EXERCISE PROMPT:
Scan the data beneath this task and copy each line that includes "JBPA".

DATASET:
-- start --
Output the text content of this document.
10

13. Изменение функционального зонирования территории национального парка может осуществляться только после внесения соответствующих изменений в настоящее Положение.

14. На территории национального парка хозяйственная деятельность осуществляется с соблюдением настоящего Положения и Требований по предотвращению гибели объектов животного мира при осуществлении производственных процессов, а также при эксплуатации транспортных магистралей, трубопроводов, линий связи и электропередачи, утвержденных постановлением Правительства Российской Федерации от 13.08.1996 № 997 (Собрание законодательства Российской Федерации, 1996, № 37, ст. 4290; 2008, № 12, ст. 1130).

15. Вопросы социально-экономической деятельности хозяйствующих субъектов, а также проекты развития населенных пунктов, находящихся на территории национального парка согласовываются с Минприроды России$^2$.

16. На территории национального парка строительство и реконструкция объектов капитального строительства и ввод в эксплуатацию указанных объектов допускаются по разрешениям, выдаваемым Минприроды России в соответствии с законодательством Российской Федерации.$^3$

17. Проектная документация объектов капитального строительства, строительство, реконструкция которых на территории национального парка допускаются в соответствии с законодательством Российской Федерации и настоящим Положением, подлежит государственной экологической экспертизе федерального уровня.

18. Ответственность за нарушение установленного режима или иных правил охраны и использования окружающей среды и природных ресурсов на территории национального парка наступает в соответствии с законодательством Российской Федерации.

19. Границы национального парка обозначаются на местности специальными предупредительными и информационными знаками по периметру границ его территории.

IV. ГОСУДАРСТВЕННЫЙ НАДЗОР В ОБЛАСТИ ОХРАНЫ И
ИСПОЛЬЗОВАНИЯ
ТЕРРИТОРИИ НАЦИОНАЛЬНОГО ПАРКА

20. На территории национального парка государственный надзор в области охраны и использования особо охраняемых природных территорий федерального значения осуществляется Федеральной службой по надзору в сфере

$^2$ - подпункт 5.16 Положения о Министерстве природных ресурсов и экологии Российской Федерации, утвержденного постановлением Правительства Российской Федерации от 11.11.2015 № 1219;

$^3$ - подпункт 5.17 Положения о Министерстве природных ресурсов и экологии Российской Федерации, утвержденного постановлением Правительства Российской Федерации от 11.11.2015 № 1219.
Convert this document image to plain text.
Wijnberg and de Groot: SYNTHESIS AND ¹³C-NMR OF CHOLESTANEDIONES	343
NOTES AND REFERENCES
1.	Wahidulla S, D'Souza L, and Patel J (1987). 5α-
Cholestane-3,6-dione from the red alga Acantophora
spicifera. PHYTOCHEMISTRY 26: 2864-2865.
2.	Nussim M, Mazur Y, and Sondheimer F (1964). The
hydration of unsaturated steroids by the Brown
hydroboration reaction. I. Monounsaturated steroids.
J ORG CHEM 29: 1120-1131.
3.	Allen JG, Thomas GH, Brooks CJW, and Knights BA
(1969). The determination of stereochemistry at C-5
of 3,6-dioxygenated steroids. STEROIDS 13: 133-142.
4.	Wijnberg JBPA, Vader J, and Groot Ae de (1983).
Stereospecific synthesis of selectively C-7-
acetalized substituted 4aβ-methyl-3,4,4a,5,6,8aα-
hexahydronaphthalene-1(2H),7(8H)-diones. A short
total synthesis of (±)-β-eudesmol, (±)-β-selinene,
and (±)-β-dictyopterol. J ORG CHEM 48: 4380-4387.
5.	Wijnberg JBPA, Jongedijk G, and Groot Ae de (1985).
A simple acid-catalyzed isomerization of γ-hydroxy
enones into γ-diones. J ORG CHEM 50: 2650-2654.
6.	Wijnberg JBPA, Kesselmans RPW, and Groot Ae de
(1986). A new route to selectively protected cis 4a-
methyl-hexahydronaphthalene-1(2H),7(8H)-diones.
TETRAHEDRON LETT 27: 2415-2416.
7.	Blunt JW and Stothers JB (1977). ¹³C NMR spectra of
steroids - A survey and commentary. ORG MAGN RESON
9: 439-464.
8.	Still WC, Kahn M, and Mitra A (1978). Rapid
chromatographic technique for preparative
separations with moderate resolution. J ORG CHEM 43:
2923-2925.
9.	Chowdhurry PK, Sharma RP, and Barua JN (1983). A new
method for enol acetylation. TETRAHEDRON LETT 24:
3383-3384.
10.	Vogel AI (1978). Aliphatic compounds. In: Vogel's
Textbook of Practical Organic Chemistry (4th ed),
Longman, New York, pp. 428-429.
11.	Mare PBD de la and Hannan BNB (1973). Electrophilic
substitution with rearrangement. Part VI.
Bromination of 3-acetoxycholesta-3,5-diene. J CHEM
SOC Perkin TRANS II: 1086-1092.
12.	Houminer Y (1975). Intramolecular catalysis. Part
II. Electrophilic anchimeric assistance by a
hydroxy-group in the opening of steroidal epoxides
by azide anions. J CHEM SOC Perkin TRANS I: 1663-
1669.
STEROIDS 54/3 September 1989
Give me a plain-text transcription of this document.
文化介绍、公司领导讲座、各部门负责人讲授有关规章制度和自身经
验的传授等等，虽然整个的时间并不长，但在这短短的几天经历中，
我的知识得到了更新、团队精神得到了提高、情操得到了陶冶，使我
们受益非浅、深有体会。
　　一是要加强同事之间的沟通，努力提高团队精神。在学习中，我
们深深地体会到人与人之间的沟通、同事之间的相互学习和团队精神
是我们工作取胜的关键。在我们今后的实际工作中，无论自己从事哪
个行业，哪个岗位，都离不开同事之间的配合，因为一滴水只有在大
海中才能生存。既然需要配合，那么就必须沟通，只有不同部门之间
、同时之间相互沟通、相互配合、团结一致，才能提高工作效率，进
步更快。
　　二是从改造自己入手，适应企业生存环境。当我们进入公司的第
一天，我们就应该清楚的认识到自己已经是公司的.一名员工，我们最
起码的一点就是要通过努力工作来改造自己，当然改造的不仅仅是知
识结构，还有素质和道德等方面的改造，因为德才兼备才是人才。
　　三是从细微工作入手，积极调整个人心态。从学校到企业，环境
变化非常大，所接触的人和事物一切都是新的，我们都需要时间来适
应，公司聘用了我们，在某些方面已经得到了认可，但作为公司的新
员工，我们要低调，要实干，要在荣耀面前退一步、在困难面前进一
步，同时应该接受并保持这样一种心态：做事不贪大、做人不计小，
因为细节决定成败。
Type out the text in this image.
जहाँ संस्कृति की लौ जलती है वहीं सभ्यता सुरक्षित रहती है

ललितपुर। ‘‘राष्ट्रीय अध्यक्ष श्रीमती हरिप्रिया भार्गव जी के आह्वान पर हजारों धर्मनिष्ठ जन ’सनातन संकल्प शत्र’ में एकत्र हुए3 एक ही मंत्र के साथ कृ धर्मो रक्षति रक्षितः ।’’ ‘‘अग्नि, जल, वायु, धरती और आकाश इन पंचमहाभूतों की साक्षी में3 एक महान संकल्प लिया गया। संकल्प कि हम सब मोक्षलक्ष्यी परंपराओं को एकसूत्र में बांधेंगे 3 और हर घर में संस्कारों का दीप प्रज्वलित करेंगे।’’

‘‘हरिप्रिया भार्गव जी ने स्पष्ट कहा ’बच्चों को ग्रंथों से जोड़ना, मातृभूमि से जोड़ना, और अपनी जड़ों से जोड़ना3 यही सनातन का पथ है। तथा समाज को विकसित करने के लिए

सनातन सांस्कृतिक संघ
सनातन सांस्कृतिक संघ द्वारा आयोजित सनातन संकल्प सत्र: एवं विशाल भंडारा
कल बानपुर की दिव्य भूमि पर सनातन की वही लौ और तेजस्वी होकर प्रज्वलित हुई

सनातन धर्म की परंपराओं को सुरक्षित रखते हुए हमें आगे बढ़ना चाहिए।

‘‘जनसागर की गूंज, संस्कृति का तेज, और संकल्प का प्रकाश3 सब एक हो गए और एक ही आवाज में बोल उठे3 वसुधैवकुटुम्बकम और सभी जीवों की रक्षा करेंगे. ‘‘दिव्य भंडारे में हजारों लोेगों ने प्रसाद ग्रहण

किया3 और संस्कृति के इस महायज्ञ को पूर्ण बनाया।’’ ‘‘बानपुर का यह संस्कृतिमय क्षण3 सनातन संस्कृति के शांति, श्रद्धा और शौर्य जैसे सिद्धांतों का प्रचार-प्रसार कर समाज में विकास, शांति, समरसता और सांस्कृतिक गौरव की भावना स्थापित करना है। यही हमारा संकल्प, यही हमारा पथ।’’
-- end --
PROBLEM SOLUTION:
4.	Wijnberg JBPA, Vader J, and Groot Ae de (1983).
5.	Wijnberg JBPA, Jongedijk G, and Groot Ae de (1985).
6.	Wijnberg JBPA, Kesselmans RPW, and Groot Ae de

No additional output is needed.